--- What is needed ---
Only a number is expected: how many lines in the data below contain the word "JSON".

--- Records from a collection of figures ---
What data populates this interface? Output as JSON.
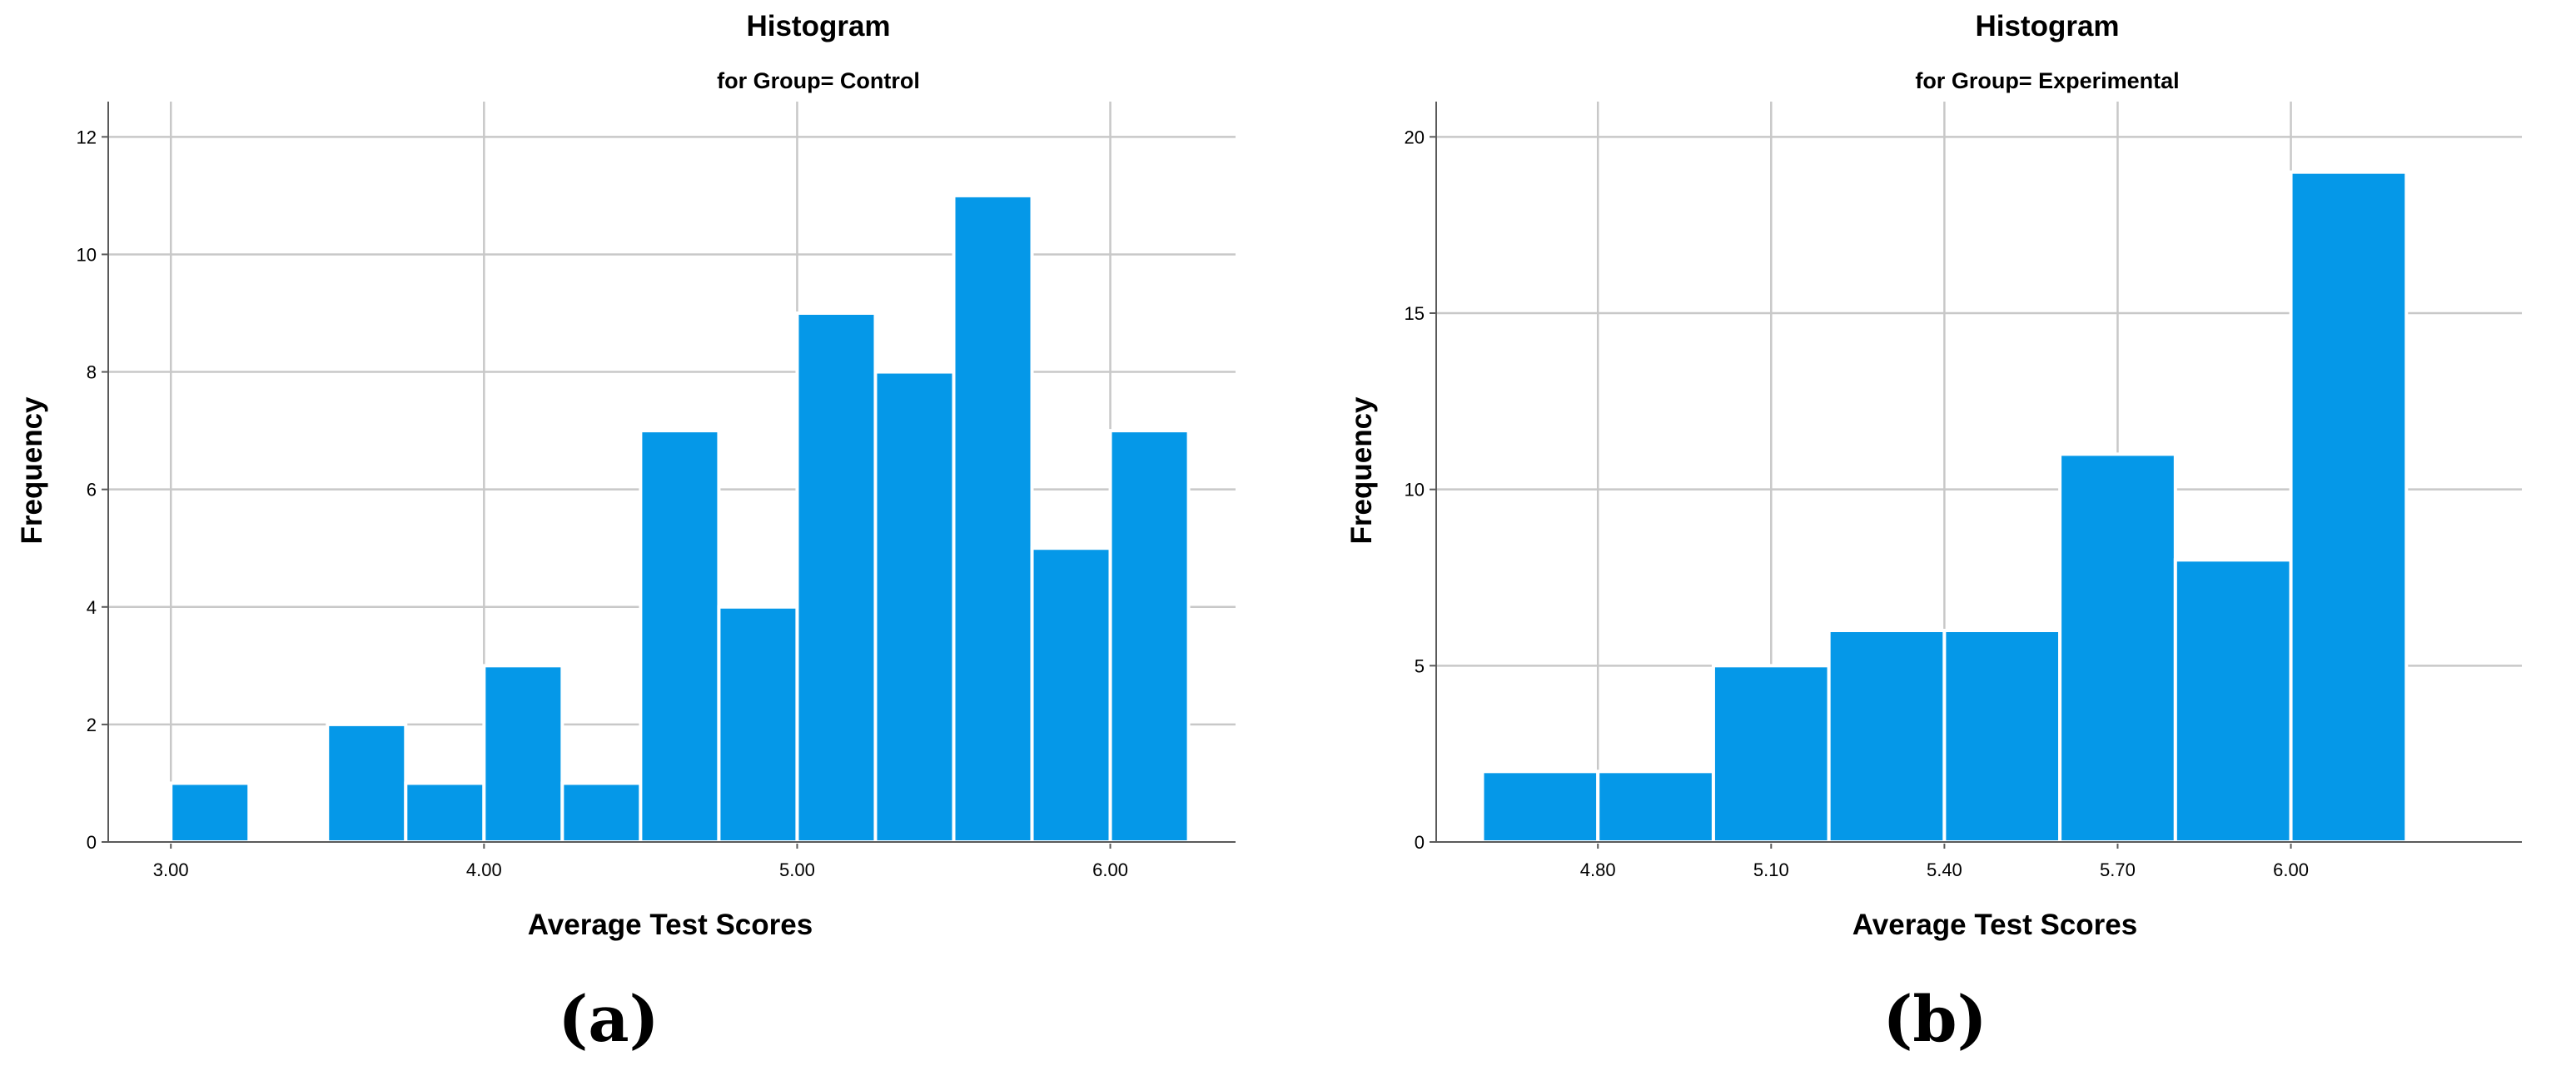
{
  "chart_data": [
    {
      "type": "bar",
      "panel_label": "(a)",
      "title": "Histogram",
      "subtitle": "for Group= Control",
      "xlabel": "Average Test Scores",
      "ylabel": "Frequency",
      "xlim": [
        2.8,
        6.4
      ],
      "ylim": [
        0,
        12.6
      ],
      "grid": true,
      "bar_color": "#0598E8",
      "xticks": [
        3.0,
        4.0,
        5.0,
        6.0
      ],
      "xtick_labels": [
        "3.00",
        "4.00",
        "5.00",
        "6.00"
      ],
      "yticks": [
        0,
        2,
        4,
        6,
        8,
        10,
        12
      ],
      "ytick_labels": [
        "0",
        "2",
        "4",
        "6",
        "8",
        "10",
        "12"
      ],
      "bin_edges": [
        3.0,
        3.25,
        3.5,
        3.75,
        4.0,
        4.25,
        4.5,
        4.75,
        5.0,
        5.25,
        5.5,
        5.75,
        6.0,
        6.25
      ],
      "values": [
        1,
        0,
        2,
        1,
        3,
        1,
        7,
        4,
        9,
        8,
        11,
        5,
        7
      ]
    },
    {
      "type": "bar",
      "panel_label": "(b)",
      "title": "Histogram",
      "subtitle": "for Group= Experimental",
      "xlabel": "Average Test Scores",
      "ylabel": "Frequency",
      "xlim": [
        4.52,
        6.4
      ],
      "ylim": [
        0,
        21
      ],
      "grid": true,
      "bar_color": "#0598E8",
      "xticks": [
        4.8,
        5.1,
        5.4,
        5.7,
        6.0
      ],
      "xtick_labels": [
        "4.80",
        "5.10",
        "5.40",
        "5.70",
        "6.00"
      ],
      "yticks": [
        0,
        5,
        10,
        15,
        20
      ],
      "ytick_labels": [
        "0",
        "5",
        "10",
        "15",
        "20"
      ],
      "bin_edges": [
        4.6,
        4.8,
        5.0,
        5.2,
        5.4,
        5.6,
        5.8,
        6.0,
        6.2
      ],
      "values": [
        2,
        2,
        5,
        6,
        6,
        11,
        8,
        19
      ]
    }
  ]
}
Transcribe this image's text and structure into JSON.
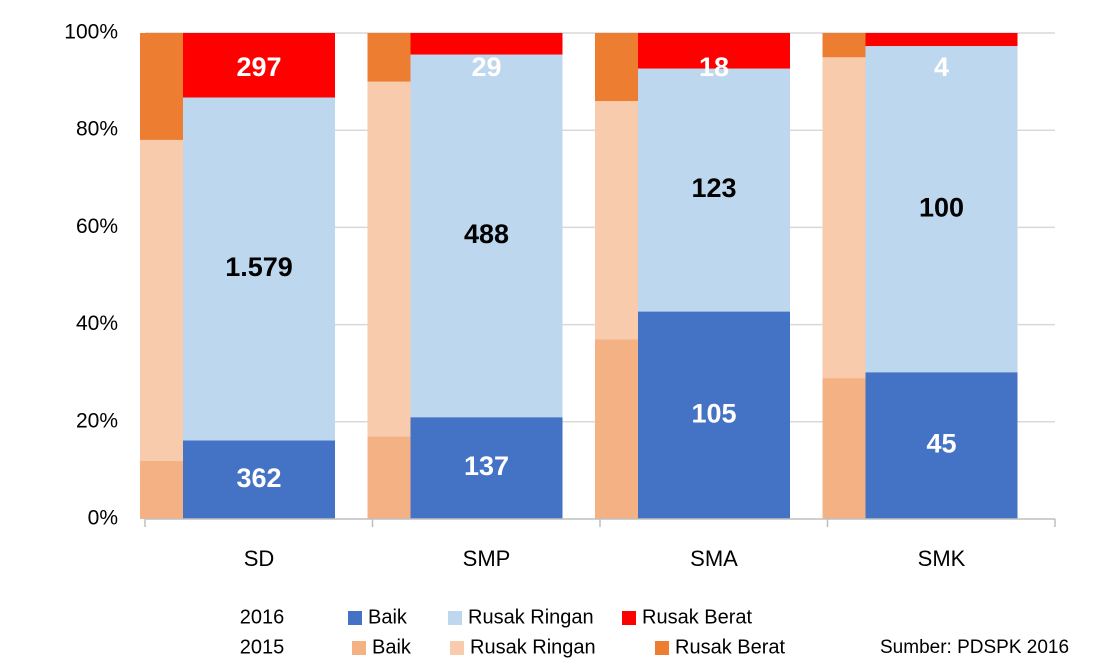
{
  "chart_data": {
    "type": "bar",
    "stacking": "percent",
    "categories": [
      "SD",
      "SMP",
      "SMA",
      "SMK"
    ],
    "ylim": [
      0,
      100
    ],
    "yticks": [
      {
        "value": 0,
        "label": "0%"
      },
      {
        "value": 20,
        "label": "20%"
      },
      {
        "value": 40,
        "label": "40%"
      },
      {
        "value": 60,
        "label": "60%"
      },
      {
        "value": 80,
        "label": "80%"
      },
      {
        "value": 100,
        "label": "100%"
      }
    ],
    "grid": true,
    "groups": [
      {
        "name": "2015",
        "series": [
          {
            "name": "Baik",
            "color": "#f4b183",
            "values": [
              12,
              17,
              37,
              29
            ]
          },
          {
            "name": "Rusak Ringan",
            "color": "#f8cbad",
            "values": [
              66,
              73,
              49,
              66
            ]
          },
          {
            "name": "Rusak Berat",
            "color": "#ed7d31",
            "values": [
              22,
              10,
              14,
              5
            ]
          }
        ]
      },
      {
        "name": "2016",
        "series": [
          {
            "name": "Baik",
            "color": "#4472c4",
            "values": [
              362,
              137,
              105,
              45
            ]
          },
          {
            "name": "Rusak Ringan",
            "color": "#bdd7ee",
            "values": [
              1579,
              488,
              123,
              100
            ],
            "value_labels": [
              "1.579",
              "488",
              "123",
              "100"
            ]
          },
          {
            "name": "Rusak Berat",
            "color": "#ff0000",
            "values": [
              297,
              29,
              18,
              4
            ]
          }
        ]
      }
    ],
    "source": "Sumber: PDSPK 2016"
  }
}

--- Response below ---
2